(Collected data entries)
☆ ☆ ☆ ☆ ☆

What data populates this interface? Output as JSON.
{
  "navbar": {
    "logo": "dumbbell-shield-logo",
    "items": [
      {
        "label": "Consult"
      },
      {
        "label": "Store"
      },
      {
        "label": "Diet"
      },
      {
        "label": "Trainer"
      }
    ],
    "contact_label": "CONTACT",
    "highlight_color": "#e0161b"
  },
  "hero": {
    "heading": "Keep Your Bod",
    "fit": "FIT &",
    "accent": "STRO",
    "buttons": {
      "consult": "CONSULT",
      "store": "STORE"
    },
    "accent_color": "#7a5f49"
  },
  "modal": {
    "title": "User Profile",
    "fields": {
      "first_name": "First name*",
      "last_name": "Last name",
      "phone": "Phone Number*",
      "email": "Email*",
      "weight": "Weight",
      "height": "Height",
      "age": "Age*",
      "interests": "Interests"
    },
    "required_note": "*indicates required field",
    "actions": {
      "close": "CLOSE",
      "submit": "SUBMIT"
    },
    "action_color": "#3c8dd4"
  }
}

☆ ☆ ☆ ☆ ☆

**PROBLEM DESCRIPTION**
Show every line that contains the word "name".

**EXERCISE OUTPUT**
      "first_name": "First name*",
      "last_name": "Last name",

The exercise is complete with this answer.